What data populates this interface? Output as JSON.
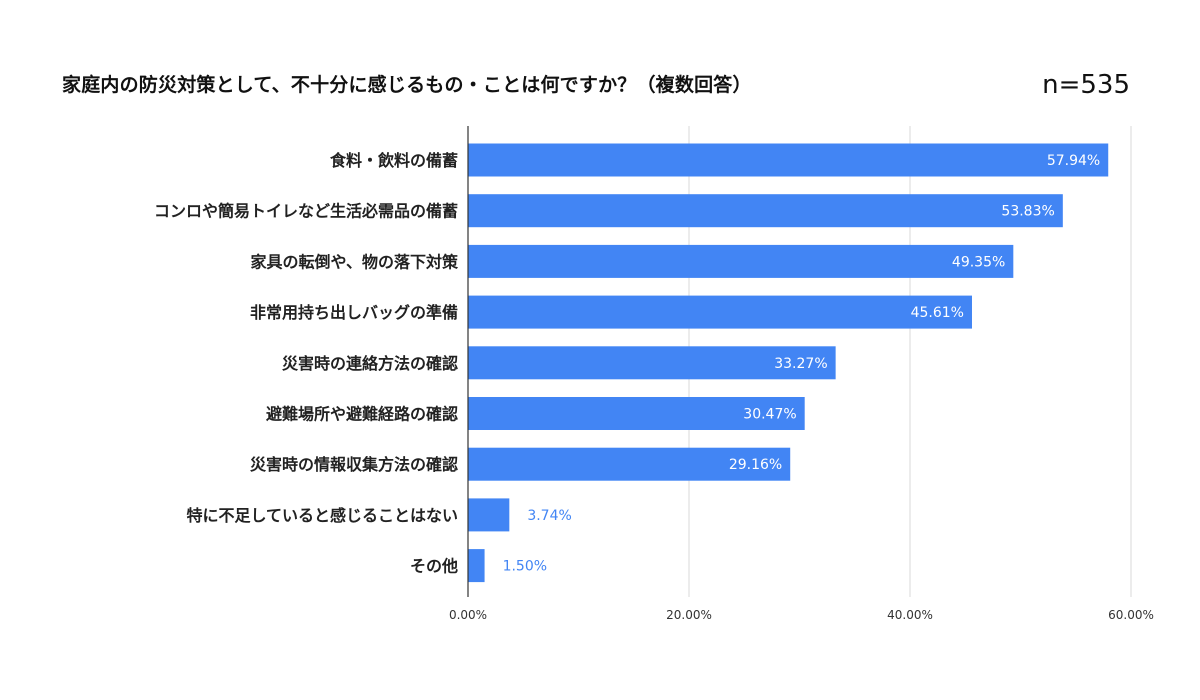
{
  "sample_size": "n=535",
  "chart_data": {
    "type": "bar",
    "orientation": "horizontal",
    "title": "家庭内の防災対策として、不十分に感じるもの・ことは何ですか？（複数回答）",
    "categories": [
      "食料・飲料の備蓄",
      "コンロや簡易トイレなど生活必需品の備蓄",
      "家具の転倒や、物の落下対策",
      "非常用持ち出しバッグの準備",
      "災害時の連絡方法の確認",
      "避難場所や避難経路の確認",
      "災害時の情報収集方法の確認",
      "特に不足していると感じることはない",
      "その他"
    ],
    "values": [
      57.94,
      53.83,
      49.35,
      45.61,
      33.27,
      30.47,
      29.16,
      3.74,
      1.5
    ],
    "value_labels": [
      "57.94%",
      "53.83%",
      "49.35%",
      "45.61%",
      "33.27%",
      "30.47%",
      "29.16%",
      "3.74%",
      "1.50%"
    ],
    "xlim": [
      0,
      60
    ],
    "x_ticks": [
      0,
      20,
      40,
      60
    ],
    "x_tick_labels": [
      "0.00%",
      "20.00%",
      "40.00%",
      "60.00%"
    ],
    "grid": true,
    "bar_color": "#4285F4",
    "inside_label_color": "#ffffff",
    "outside_label_color": "#4285F4",
    "gridline_color": "#d9d9d9"
  }
}
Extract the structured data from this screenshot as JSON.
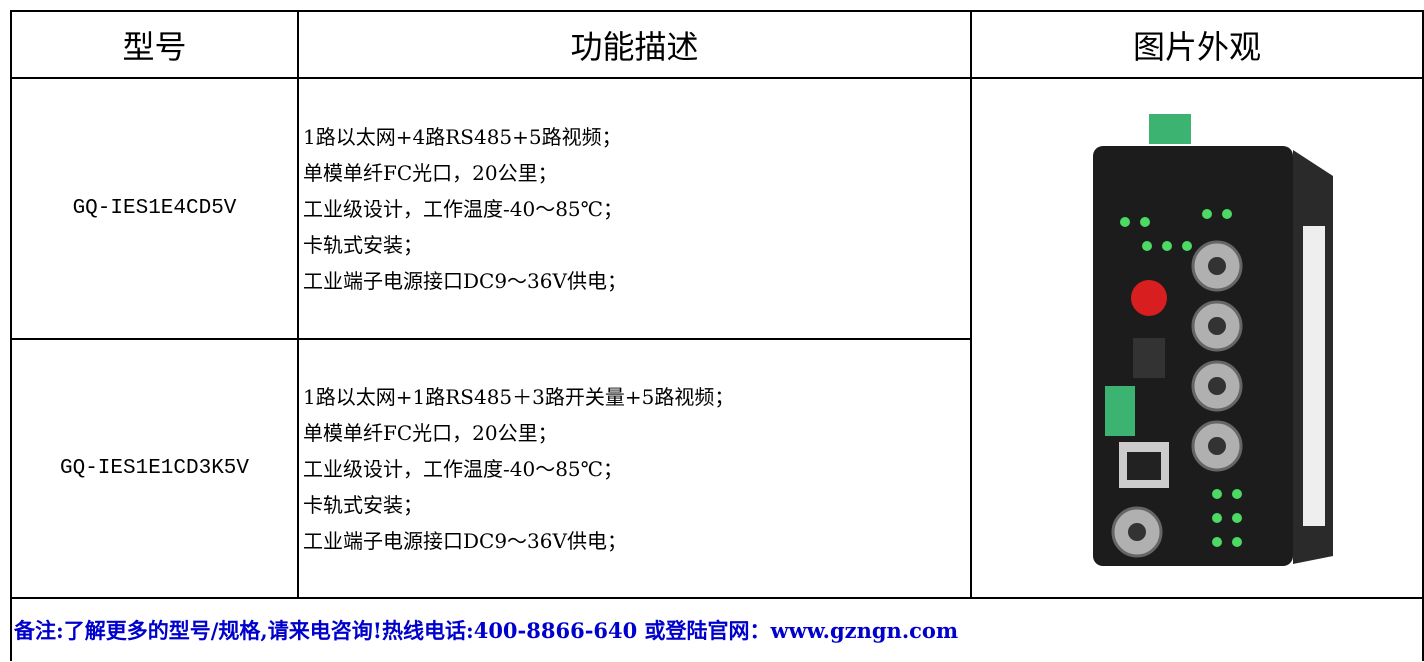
{
  "table": {
    "header": [
      "型号",
      "功能描述",
      "图片外观"
    ],
    "rows": [
      {
        "model": "GQ-IES1E4CD5V",
        "description": [
          "1路以太网+4路RS485+5路视频；",
          "单模单纤FC光口，20公里；",
          "工业级设计，工作温度-40～85℃；",
          "卡轨式安装；",
          "工业端子电源接口DC9～36V供电；"
        ]
      },
      {
        "model": "GQ-IES1E1CD3K5V",
        "description": [
          "1路以太网+1路RS485＋3路开关量+5路视频；",
          "单模单纤FC光口，20公里；",
          "工业级设计，工作温度-40～85℃；",
          "卡轨式安装；",
          "工业端子电源接口DC9～36V供电；"
        ]
      }
    ],
    "note": "备注:了解更多的型号/规格,请来电咨询!热线电话:400-8866-640 或登陆官网：www.gzngn.com"
  }
}
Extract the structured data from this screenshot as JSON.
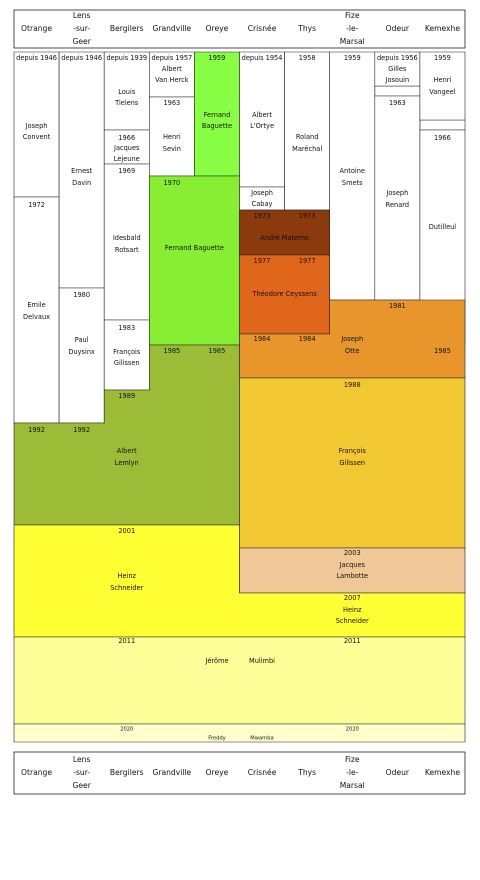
{
  "header": {
    "columns": [
      {
        "lines": [
          "Otrange"
        ]
      },
      {
        "lines": [
          "Lens",
          "-sur-",
          "Geer"
        ]
      },
      {
        "lines": [
          "Bergilers"
        ]
      },
      {
        "lines": [
          "Grandville"
        ]
      },
      {
        "lines": [
          "Oreye"
        ]
      },
      {
        "lines": [
          "Crisnée"
        ]
      },
      {
        "lines": [
          "Thys"
        ]
      },
      {
        "lines": [
          "Fize",
          "-le-",
          "Marsal"
        ]
      },
      {
        "lines": [
          "Odeur"
        ]
      },
      {
        "lines": [
          "Kemexhe"
        ]
      }
    ]
  },
  "blocks": [
    {
      "lines": [
        "depuis 1946",
        "Joseph",
        "Convent"
      ]
    },
    {
      "lines": [
        "1972",
        "Emile",
        "Delvaux"
      ]
    },
    {
      "lines": [
        "depuis 1946",
        "Ernest",
        "Davin"
      ]
    },
    {
      "lines": [
        "1980",
        "Paul",
        "Duysinx"
      ]
    },
    {
      "lines": [
        "depuis 1939",
        "Louis",
        "Tielens"
      ]
    },
    {
      "lines": [
        "1966",
        "Jacques",
        "Lejeune"
      ]
    },
    {
      "lines": [
        "1969",
        "Idesbald",
        "Rotsart"
      ]
    },
    {
      "lines": [
        "1983",
        "François",
        "Gilissen"
      ]
    },
    {
      "lines": [
        "depuis 1957",
        "Albert",
        "Van Herck"
      ]
    },
    {
      "lines": [
        "1963",
        "Henri",
        "Sevin"
      ]
    },
    {
      "lines": [
        "1959",
        "Fernand",
        "Baguette"
      ]
    },
    {
      "lines": [
        "1970",
        "Fernand Baguette"
      ]
    },
    {
      "lines": [
        "depuis 1954",
        "Albert",
        "L'Ortye"
      ]
    },
    {
      "lines": [
        "Joseph",
        "Cabay"
      ]
    },
    {
      "lines": [
        "1958",
        "Roland",
        "Maréchal"
      ]
    },
    {
      "lines": [
        "1973",
        "1973",
        "André Materne"
      ]
    },
    {
      "lines": [
        "1977",
        "1977",
        "Théodore Ceyssens"
      ]
    },
    {
      "lines": [
        "1959",
        "Antoine",
        "Smets"
      ]
    },
    {
      "lines": [
        "depuis 1956",
        "Gilles",
        "Josouin"
      ]
    },
    {
      "lines": [
        "1963",
        "Joseph",
        "Renard"
      ]
    },
    {
      "lines": [
        "1959",
        "Henri",
        "Vangeel"
      ]
    },
    {
      "lines": [
        "1966",
        "Dutilleul"
      ]
    },
    {
      "lines": [
        "1981",
        "Joseph",
        "Otte",
        "1984",
        "1984",
        "1985"
      ]
    },
    {
      "lines": [
        "1985",
        "1985",
        "1989",
        "1992",
        "1992",
        "Albert",
        "Lemlyn"
      ]
    },
    {
      "lines": [
        "1988",
        "François",
        "Gilissen"
      ]
    },
    {
      "lines": [
        "2003",
        "Jacques",
        "Lambotte"
      ]
    },
    {
      "lines": [
        "2001",
        "Heinz",
        "Schneider",
        "2007",
        "Heinz",
        "Schneider"
      ]
    },
    {
      "lines": [
        "2011",
        "2011",
        "Jérôme",
        "Mulimbi"
      ]
    },
    {
      "lines": [
        "2020",
        "2020",
        "Freddy",
        "Mwamba"
      ]
    }
  ],
  "footer": {
    "columns": [
      {
        "lines": [
          "Otrange"
        ]
      },
      {
        "lines": [
          "Lens",
          "-sur-",
          "Geer"
        ]
      },
      {
        "lines": [
          "Bergilers"
        ]
      },
      {
        "lines": [
          "Grandville"
        ]
      },
      {
        "lines": [
          "Oreye"
        ]
      },
      {
        "lines": [
          "Crisnée"
        ]
      },
      {
        "lines": [
          "Thys"
        ]
      },
      {
        "lines": [
          "Fize",
          "-le-",
          "Marsal"
        ]
      },
      {
        "lines": [
          "Odeur"
        ]
      },
      {
        "lines": [
          "Kemexhe"
        ]
      }
    ]
  }
}
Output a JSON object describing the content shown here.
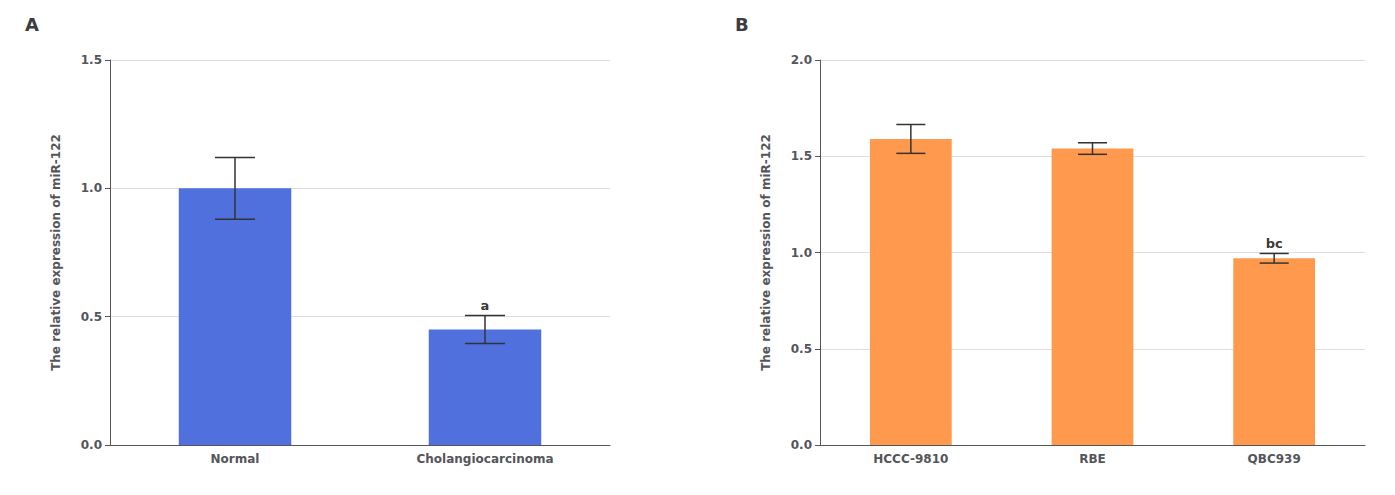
{
  "chart_data": [
    {
      "type": "bar",
      "title": "A",
      "categories": [
        "Normal",
        "Cholangiocarcinoma"
      ],
      "values": [
        1.0,
        0.45
      ],
      "errors": [
        0.12,
        0.055
      ],
      "ylabel": "The relative expression of miR-122",
      "ylim": [
        0,
        1.5
      ],
      "yticks": [
        {
          "value": 0.0,
          "label": "0.0"
        },
        0.5,
        {
          "value": 1.0,
          "label": "1.0"
        },
        1.5
      ],
      "annotations": [
        {
          "text": "a",
          "category": "Cholangiocarcinoma",
          "y": 0.505
        }
      ]
    },
    {
      "type": "bar",
      "title": "B",
      "categories": [
        "HCCC-9810",
        "RBE",
        "QBC939"
      ],
      "values": [
        1.59,
        1.54,
        0.97
      ],
      "errors": [
        0.075,
        0.03,
        0.025
      ],
      "ylabel": "The relative expression of miR-122",
      "ylim": [
        0,
        2.0
      ],
      "yticks": [
        {
          "value": 0.0,
          "label": "0.0"
        },
        0.5,
        {
          "value": 1.0,
          "label": "1.0"
        },
        1.5,
        {
          "value": 2.0,
          "label": "2.0"
        }
      ],
      "annotations": [
        {
          "text": "bc",
          "category": "QBC939",
          "y": 0.995
        }
      ]
    }
  ]
}
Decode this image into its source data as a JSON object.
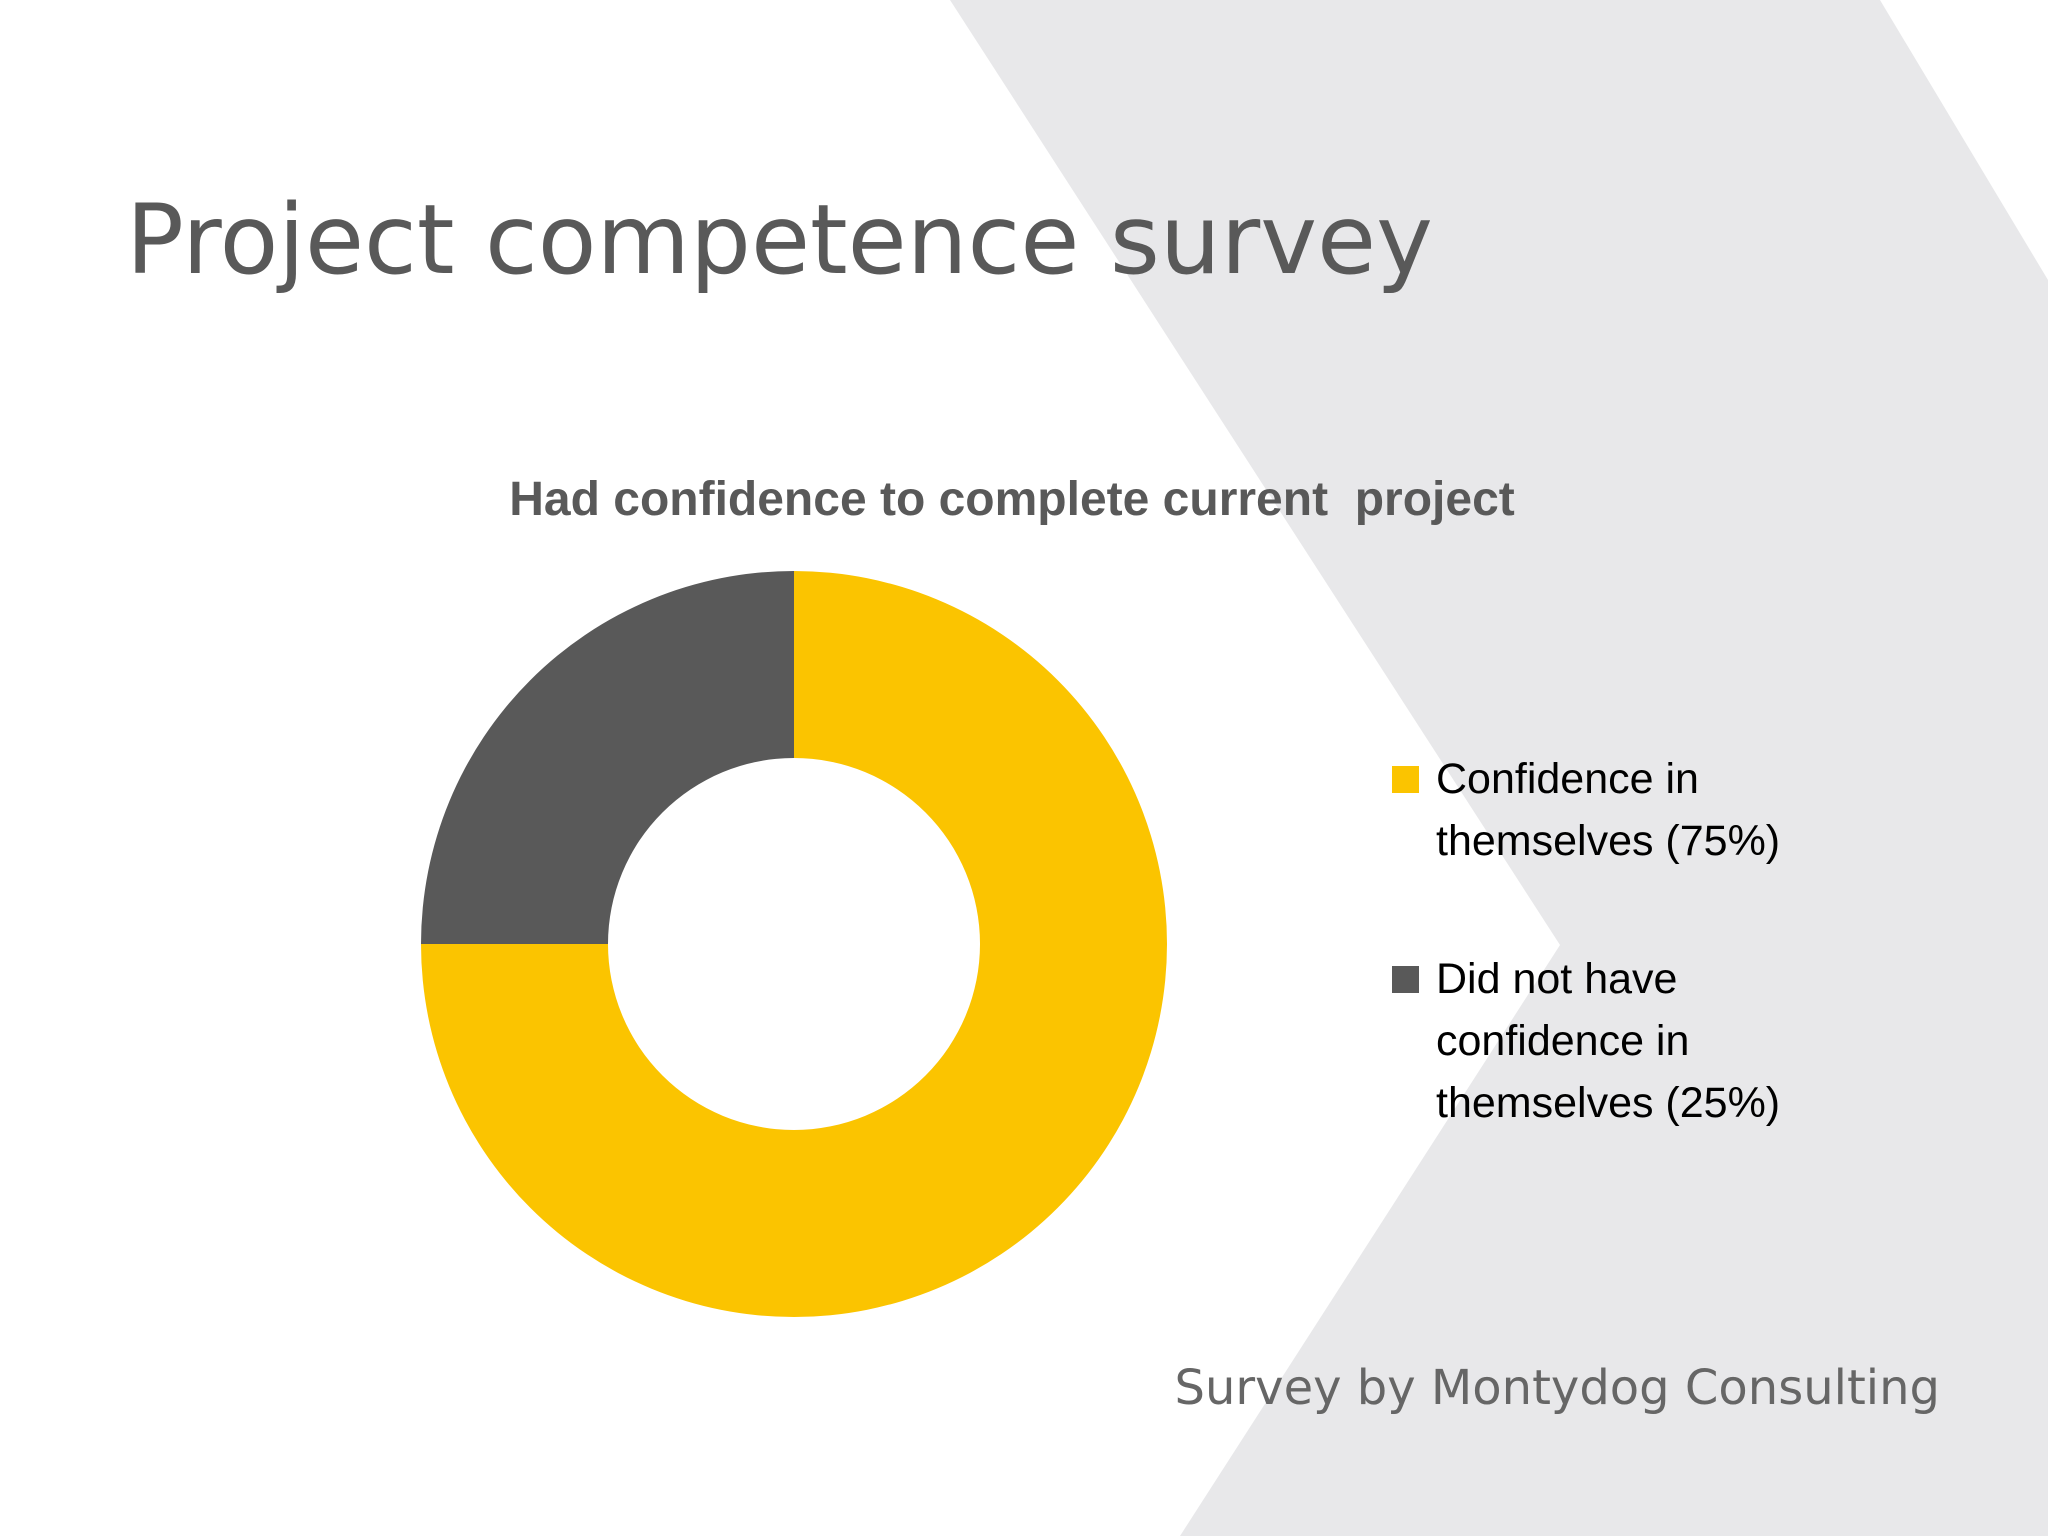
{
  "slide": {
    "title": "Project competence survey",
    "footer": "Survey by Montydog Consulting"
  },
  "colors": {
    "background": "#ffffff",
    "chevron": "#e8e8ea",
    "title_text": "#595959",
    "yes": "#fbc400",
    "no": "#595959"
  },
  "chart_data": {
    "type": "pie",
    "donut": true,
    "title": "Had confidence to complete current  project",
    "categories": [
      "Confidence in themselves (75%)",
      "Did not have confidence in themselves (25%)"
    ],
    "values": [
      75,
      25
    ],
    "colors": [
      "#fbc400",
      "#595959"
    ],
    "legend_position": "right"
  }
}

^^^^

Task details
No pictures belong in the copy: reproduce exactly the lines above from the one that contains "Decode this image" through the last line of the entries.

The output
Decode this image into its source data as a JSON object.
{
  "slide": {
    "title": "Project competence survey",
    "footer": "Survey by Montydog Consulting"
  },
  "colors": {
    "background": "#ffffff",
    "chevron": "#e8e8ea",
    "title_text": "#595959",
    "yes": "#fbc400",
    "no": "#595959"
  },
  "chart_data": {
    "type": "pie",
    "donut": true,
    "title": "Had confidence to complete current  project",
    "categories": [
      "Confidence in themselves (75%)",
      "Did not have confidence in themselves (25%)"
    ],
    "values": [
      75,
      25
    ],
    "colors": [
      "#fbc400",
      "#595959"
    ],
    "legend_position": "right"
  }
}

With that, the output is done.